• _EXERCISE_: Give the listing again exactly, omitting its images.

————————

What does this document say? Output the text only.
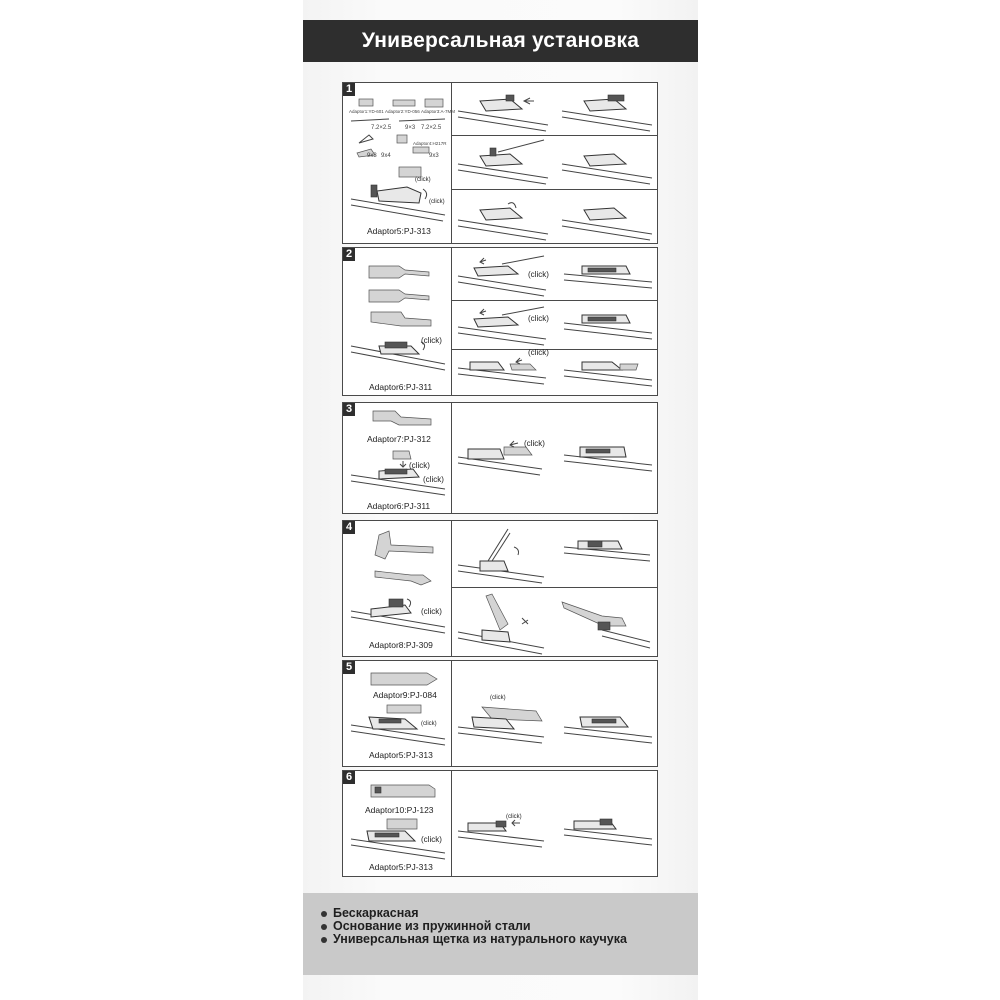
Универсальная установка
1
Adaptor1:YD-601 Adaptor2:YD-056 Adaptor3:A-7MM
7.2×2.5 9×3 7.2×2.5
Adaptor4:H217R
9x3 9x4	9x3
(click)
(click)
Adaptor5:PJ-313
2
(click)
Adaptor6:PJ-311
(click)
(click)
(click)
3
Adaptor7:PJ-312
(click)
(click)
Adaptor6:PJ-311
(click)
4
(click)
Adaptor8:PJ-309
5
Adaptor9:PJ-084
(click)
Adaptor5:PJ-313
(click)
6
Adaptor10:PJ-123
(click)
Adaptor5:PJ-313
(click)
Бескаркасная
Основание из пружинной стали
Универсальная щетка из натурального каучука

————————

• _RESULT_:
What does this document say? Output the text only.
Универсальная установка
1
Adaptor1:YD-601 Adaptor2:YD-056 Adaptor3:A-7MM
7.2×2.5 9×3 7.2×2.5
Adaptor4:H217R
9x3 9x4	9x3
(click)
(click)
Adaptor5:PJ-313
2
(click)
Adaptor6:PJ-311
(click)
(click)
(click)
3
Adaptor7:PJ-312
(click)
(click)
Adaptor6:PJ-311
(click)
4
(click)
Adaptor8:PJ-309
5
Adaptor9:PJ-084
(click)
Adaptor5:PJ-313
(click)
6
Adaptor10:PJ-123
(click)
Adaptor5:PJ-313
(click)
Бескаркасная
Основание из пружинной стали
Универсальная щетка из натурального каучука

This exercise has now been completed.